### MATERIAL FOR THIS TASK:
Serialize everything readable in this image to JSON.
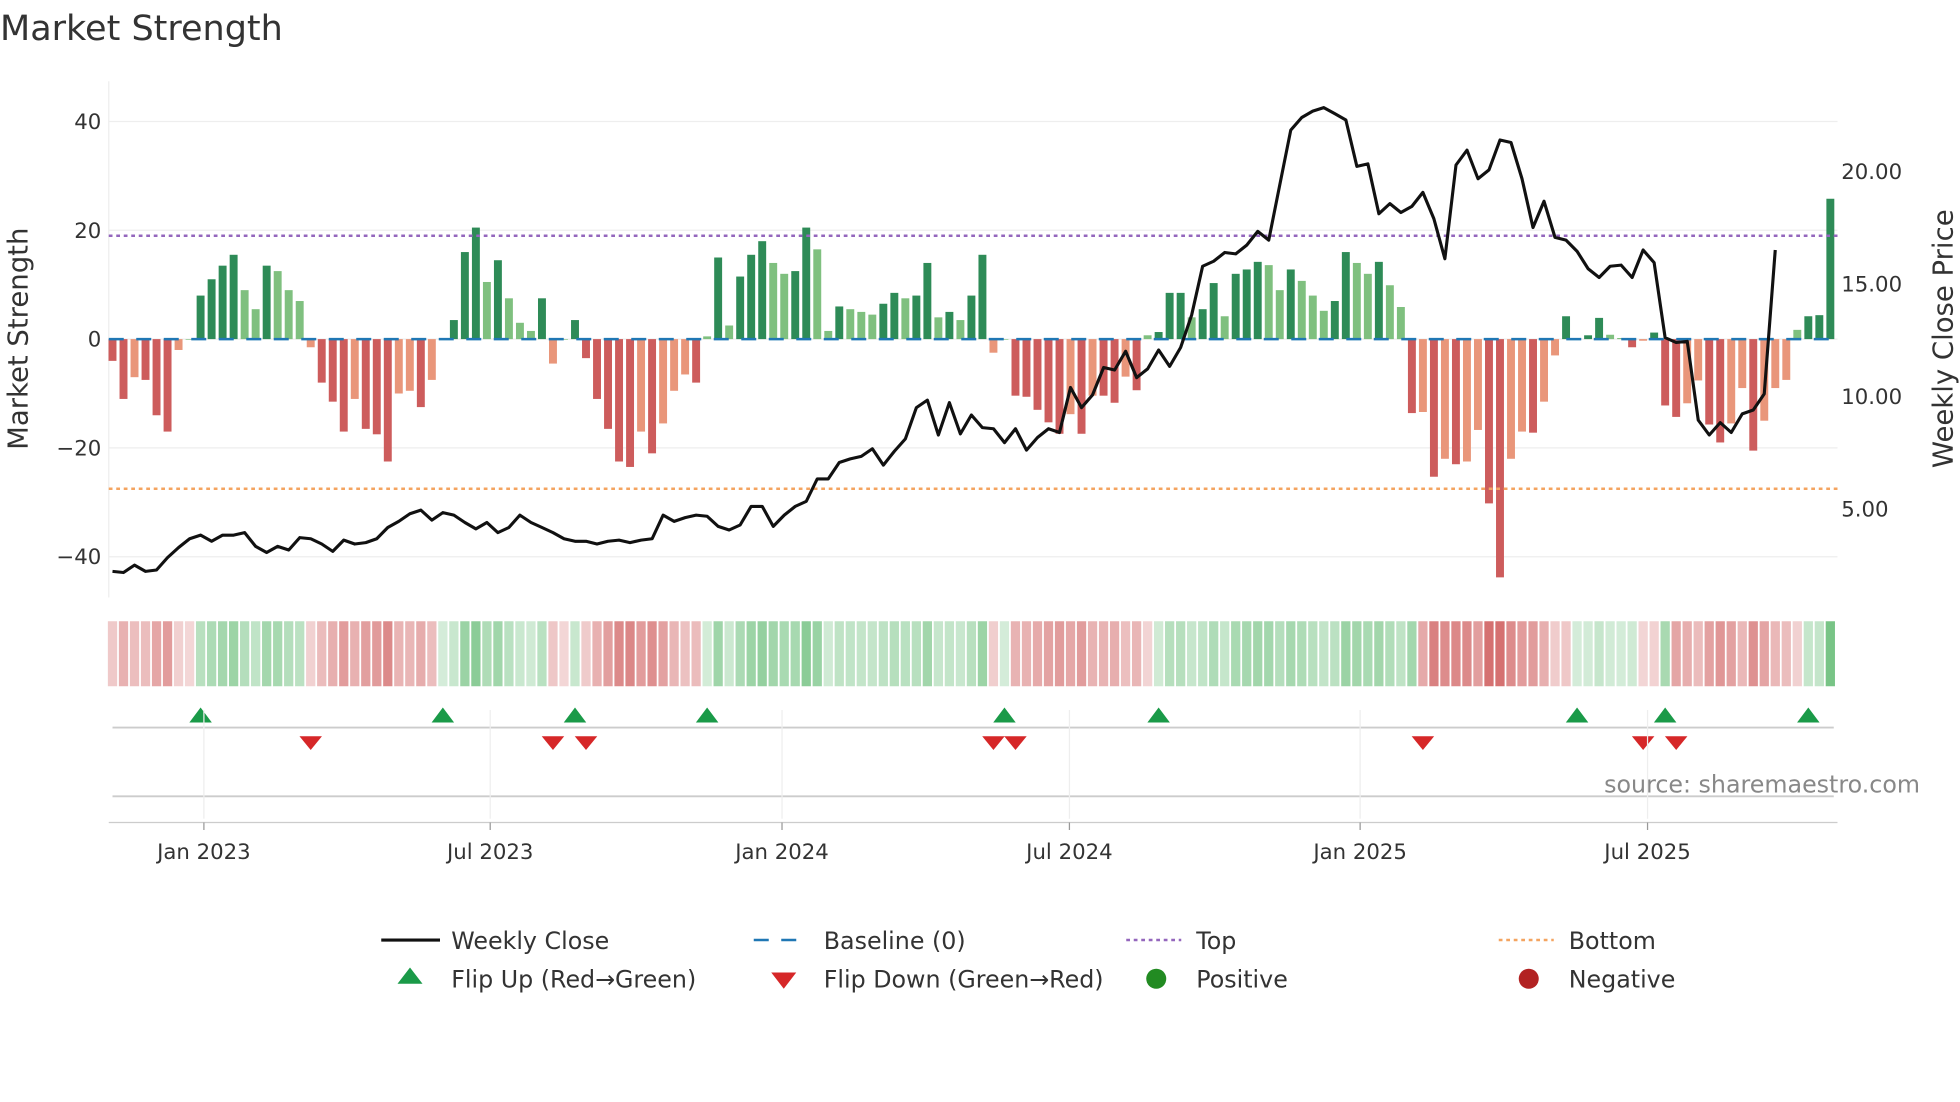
{
  "chart_data": {
    "type": "bar",
    "title": "Market Strength",
    "ylabel": "Market Strength",
    "y2label": "Weekly Close Price",
    "ylim": [
      -47.5,
      47.4
    ],
    "y2lim": [
      1.06,
      24.0
    ],
    "yticks": [
      "40",
      "20",
      "0",
      "−20",
      "−40"
    ],
    "ytick_values": [
      40,
      20,
      0,
      -20,
      -40
    ],
    "y2ticks": [
      "20.00",
      "15.00",
      "10.00",
      "5.00"
    ],
    "y2tick_values": [
      20,
      15,
      10,
      5
    ],
    "xticks": [
      {
        "label": "Jan 2023",
        "week": 8.3
      },
      {
        "label": "Jul 2023",
        "week": 34.3
      },
      {
        "label": "Jan 2024",
        "week": 60.8
      },
      {
        "label": "Jul 2024",
        "week": 86.9
      },
      {
        "label": "Jan 2025",
        "week": 113.3
      },
      {
        "label": "Jul 2025",
        "week": 139.4
      }
    ],
    "top_level": 19,
    "bottom_level": -27.5,
    "baseline": 0,
    "strength": [
      -4,
      -11,
      -7,
      -7.5,
      -14,
      -17,
      -2,
      0,
      8,
      11,
      13.5,
      15.5,
      9,
      5.5,
      13.5,
      12.5,
      9,
      7,
      -1.5,
      -8,
      -11.5,
      -17,
      -11,
      -16.5,
      -17.5,
      -22.5,
      -10,
      -9.5,
      -12.5,
      -7.5,
      0,
      3.5,
      16,
      20.5,
      10.5,
      14.5,
      7.5,
      3,
      1.5,
      7.5,
      -4.5,
      0,
      3.5,
      -3.5,
      -11,
      -16.5,
      -22.5,
      -23.5,
      -17,
      -21,
      -15.5,
      -9.5,
      -6.5,
      -8,
      0.5,
      15,
      2.5,
      11.5,
      15.5,
      18,
      14,
      12,
      12.5,
      20.5,
      16.5,
      1.5,
      6,
      5.5,
      5,
      4.5,
      6.5,
      8.5,
      7.5,
      8,
      14,
      4,
      5,
      3.5,
      8,
      15.5,
      -2.5,
      0,
      -10.4,
      -10.6,
      -13,
      -15.3,
      -17.4,
      -13.8,
      -17.4,
      -10.4,
      -10.4,
      -11.7,
      -6.9,
      -9.4,
      0.7,
      1.3,
      8.5,
      8.5,
      4,
      5.5,
      10.3,
      4.2,
      12,
      12.8,
      14.2,
      13.6,
      9,
      12.8,
      10.7,
      8,
      5.2,
      7,
      16,
      14,
      12,
      14.2,
      9.9,
      5.9,
      -13.6,
      -13.4,
      -25.3,
      -22,
      -23,
      -22.5,
      -16.7,
      -30.2,
      -43.8,
      -22,
      -17,
      -17.2,
      -11.5,
      -3,
      4.2,
      0,
      0.7,
      3.9,
      0.8,
      0.2,
      -1.5,
      -0.3,
      1.2,
      -12.2,
      -14.3,
      -11.8,
      -7.6,
      -15.7,
      -19,
      -15.5,
      -9,
      -20.5,
      -15,
      -9,
      -7.5,
      1.7,
      4.2,
      4.4,
      25.8
    ],
    "weekly_close": [
      2.22,
      2.17,
      2.5,
      2.22,
      2.28,
      2.83,
      3.28,
      3.67,
      3.83,
      3.56,
      3.83,
      3.83,
      3.94,
      3.33,
      3.06,
      3.33,
      3.17,
      3.72,
      3.67,
      3.44,
      3.11,
      3.61,
      3.44,
      3.5,
      3.67,
      4.17,
      4.44,
      4.78,
      4.94,
      4.5,
      4.83,
      4.72,
      4.39,
      4.11,
      4.39,
      3.94,
      4.17,
      4.72,
      4.39,
      4.17,
      3.94,
      3.67,
      3.56,
      3.56,
      3.44,
      3.56,
      3.61,
      3.5,
      3.61,
      3.67,
      4.72,
      4.44,
      4.61,
      4.72,
      4.67,
      4.22,
      4.06,
      4.28,
      5.11,
      5.11,
      4.22,
      4.72,
      5.11,
      5.33,
      6.33,
      6.33,
      7.06,
      7.22,
      7.33,
      7.67,
      6.94,
      7.56,
      8.11,
      9.5,
      9.83,
      8.28,
      9.72,
      8.33,
      9.17,
      8.61,
      8.56,
      7.94,
      8.56,
      7.61,
      8.17,
      8.56,
      8.39,
      10.39,
      9.5,
      10.06,
      11.28,
      11.17,
      12.0,
      10.83,
      11.22,
      12.06,
      11.33,
      12.17,
      13.61,
      15.78,
      16.0,
      16.39,
      16.33,
      16.72,
      17.33,
      16.94,
      19.39,
      21.83,
      22.39,
      22.67,
      22.83,
      22.56,
      22.28,
      20.22,
      20.33,
      18.11,
      18.56,
      18.17,
      18.44,
      19.06,
      17.89,
      16.11,
      20.28,
      20.94,
      19.67,
      20.06,
      21.39,
      21.28,
      19.67,
      17.5,
      18.67,
      17.06,
      16.94,
      16.44,
      15.67,
      15.28,
      15.78,
      15.83,
      15.28,
      16.5,
      15.94,
      12.61,
      12.39,
      12.44,
      8.94,
      8.28,
      8.83,
      8.39,
      9.22,
      9.39,
      10.11,
      16.5
    ],
    "flip_up_weeks": [
      8,
      30,
      42,
      54,
      81,
      95,
      133,
      141,
      154
    ],
    "flip_down_weeks": [
      18,
      40,
      43,
      80,
      82,
      119,
      139,
      142
    ],
    "legend": [
      {
        "label": "Weekly Close"
      },
      {
        "label": "Baseline (0)"
      },
      {
        "label": "Top"
      },
      {
        "label": "Bottom"
      },
      {
        "label": "Flip Up (Red→Green)"
      },
      {
        "label": "Flip Down (Green→Red)"
      },
      {
        "label": "Positive"
      },
      {
        "label": "Negative"
      }
    ],
    "legend_position": "bottom-center",
    "source": "source: sharemaestro.com",
    "colors": {
      "pos_dark": "#2e8b57",
      "pos_light": "#7fc07f",
      "neg_dark": "#cd5c5c",
      "neg_light": "#e9967a",
      "baseline": "#1f77b4",
      "top": "#9467bd",
      "bottom": "#f4a460",
      "flip_up": "#1a9a48",
      "flip_down": "#d62728",
      "positive": "#228b22",
      "negative": "#b22222",
      "line": "#111111"
    }
  }
}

### SHORT EXERCISE:
Return the entries unchanged, save for the pictures, which do not belong in the copy.

### RESPONSE TO THIS TASK:
Serialize everything readable in this image to JSON.
{
  "chart_data": {
    "type": "bar",
    "title": "Market Strength",
    "ylabel": "Market Strength",
    "y2label": "Weekly Close Price",
    "ylim": [
      -47.5,
      47.4
    ],
    "y2lim": [
      1.06,
      24.0
    ],
    "yticks": [
      "40",
      "20",
      "0",
      "−20",
      "−40"
    ],
    "ytick_values": [
      40,
      20,
      0,
      -20,
      -40
    ],
    "y2ticks": [
      "20.00",
      "15.00",
      "10.00",
      "5.00"
    ],
    "y2tick_values": [
      20,
      15,
      10,
      5
    ],
    "xticks": [
      {
        "label": "Jan 2023",
        "week": 8.3
      },
      {
        "label": "Jul 2023",
        "week": 34.3
      },
      {
        "label": "Jan 2024",
        "week": 60.8
      },
      {
        "label": "Jul 2024",
        "week": 86.9
      },
      {
        "label": "Jan 2025",
        "week": 113.3
      },
      {
        "label": "Jul 2025",
        "week": 139.4
      }
    ],
    "top_level": 19,
    "bottom_level": -27.5,
    "baseline": 0,
    "strength": [
      -4,
      -11,
      -7,
      -7.5,
      -14,
      -17,
      -2,
      0,
      8,
      11,
      13.5,
      15.5,
      9,
      5.5,
      13.5,
      12.5,
      9,
      7,
      -1.5,
      -8,
      -11.5,
      -17,
      -11,
      -16.5,
      -17.5,
      -22.5,
      -10,
      -9.5,
      -12.5,
      -7.5,
      0,
      3.5,
      16,
      20.5,
      10.5,
      14.5,
      7.5,
      3,
      1.5,
      7.5,
      -4.5,
      0,
      3.5,
      -3.5,
      -11,
      -16.5,
      -22.5,
      -23.5,
      -17,
      -21,
      -15.5,
      -9.5,
      -6.5,
      -8,
      0.5,
      15,
      2.5,
      11.5,
      15.5,
      18,
      14,
      12,
      12.5,
      20.5,
      16.5,
      1.5,
      6,
      5.5,
      5,
      4.5,
      6.5,
      8.5,
      7.5,
      8,
      14,
      4,
      5,
      3.5,
      8,
      15.5,
      -2.5,
      0,
      -10.4,
      -10.6,
      -13,
      -15.3,
      -17.4,
      -13.8,
      -17.4,
      -10.4,
      -10.4,
      -11.7,
      -6.9,
      -9.4,
      0.7,
      1.3,
      8.5,
      8.5,
      4,
      5.5,
      10.3,
      4.2,
      12,
      12.8,
      14.2,
      13.6,
      9,
      12.8,
      10.7,
      8,
      5.2,
      7,
      16,
      14,
      12,
      14.2,
      9.9,
      5.9,
      -13.6,
      -13.4,
      -25.3,
      -22,
      -23,
      -22.5,
      -16.7,
      -30.2,
      -43.8,
      -22,
      -17,
      -17.2,
      -11.5,
      -3,
      4.2,
      0,
      0.7,
      3.9,
      0.8,
      0.2,
      -1.5,
      -0.3,
      1.2,
      -12.2,
      -14.3,
      -11.8,
      -7.6,
      -15.7,
      -19,
      -15.5,
      -9,
      -20.5,
      -15,
      -9,
      -7.5,
      1.7,
      4.2,
      4.4,
      25.8
    ],
    "weekly_close": [
      2.22,
      2.17,
      2.5,
      2.22,
      2.28,
      2.83,
      3.28,
      3.67,
      3.83,
      3.56,
      3.83,
      3.83,
      3.94,
      3.33,
      3.06,
      3.33,
      3.17,
      3.72,
      3.67,
      3.44,
      3.11,
      3.61,
      3.44,
      3.5,
      3.67,
      4.17,
      4.44,
      4.78,
      4.94,
      4.5,
      4.83,
      4.72,
      4.39,
      4.11,
      4.39,
      3.94,
      4.17,
      4.72,
      4.39,
      4.17,
      3.94,
      3.67,
      3.56,
      3.56,
      3.44,
      3.56,
      3.61,
      3.5,
      3.61,
      3.67,
      4.72,
      4.44,
      4.61,
      4.72,
      4.67,
      4.22,
      4.06,
      4.28,
      5.11,
      5.11,
      4.22,
      4.72,
      5.11,
      5.33,
      6.33,
      6.33,
      7.06,
      7.22,
      7.33,
      7.67,
      6.94,
      7.56,
      8.11,
      9.5,
      9.83,
      8.28,
      9.72,
      8.33,
      9.17,
      8.61,
      8.56,
      7.94,
      8.56,
      7.61,
      8.17,
      8.56,
      8.39,
      10.39,
      9.5,
      10.06,
      11.28,
      11.17,
      12.0,
      10.83,
      11.22,
      12.06,
      11.33,
      12.17,
      13.61,
      15.78,
      16.0,
      16.39,
      16.33,
      16.72,
      17.33,
      16.94,
      19.39,
      21.83,
      22.39,
      22.67,
      22.83,
      22.56,
      22.28,
      20.22,
      20.33,
      18.11,
      18.56,
      18.17,
      18.44,
      19.06,
      17.89,
      16.11,
      20.28,
      20.94,
      19.67,
      20.06,
      21.39,
      21.28,
      19.67,
      17.5,
      18.67,
      17.06,
      16.94,
      16.44,
      15.67,
      15.28,
      15.78,
      15.83,
      15.28,
      16.5,
      15.94,
      12.61,
      12.39,
      12.44,
      8.94,
      8.28,
      8.83,
      8.39,
      9.22,
      9.39,
      10.11,
      16.5
    ],
    "flip_up_weeks": [
      8,
      30,
      42,
      54,
      81,
      95,
      133,
      141,
      154
    ],
    "flip_down_weeks": [
      18,
      40,
      43,
      80,
      82,
      119,
      139,
      142
    ],
    "legend": [
      {
        "label": "Weekly Close"
      },
      {
        "label": "Baseline (0)"
      },
      {
        "label": "Top"
      },
      {
        "label": "Bottom"
      },
      {
        "label": "Flip Up (Red→Green)"
      },
      {
        "label": "Flip Down (Green→Red)"
      },
      {
        "label": "Positive"
      },
      {
        "label": "Negative"
      }
    ],
    "legend_position": "bottom-center",
    "source": "source: sharemaestro.com",
    "colors": {
      "pos_dark": "#2e8b57",
      "pos_light": "#7fc07f",
      "neg_dark": "#cd5c5c",
      "neg_light": "#e9967a",
      "baseline": "#1f77b4",
      "top": "#9467bd",
      "bottom": "#f4a460",
      "flip_up": "#1a9a48",
      "flip_down": "#d62728",
      "positive": "#228b22",
      "negative": "#b22222",
      "line": "#111111"
    }
  }
}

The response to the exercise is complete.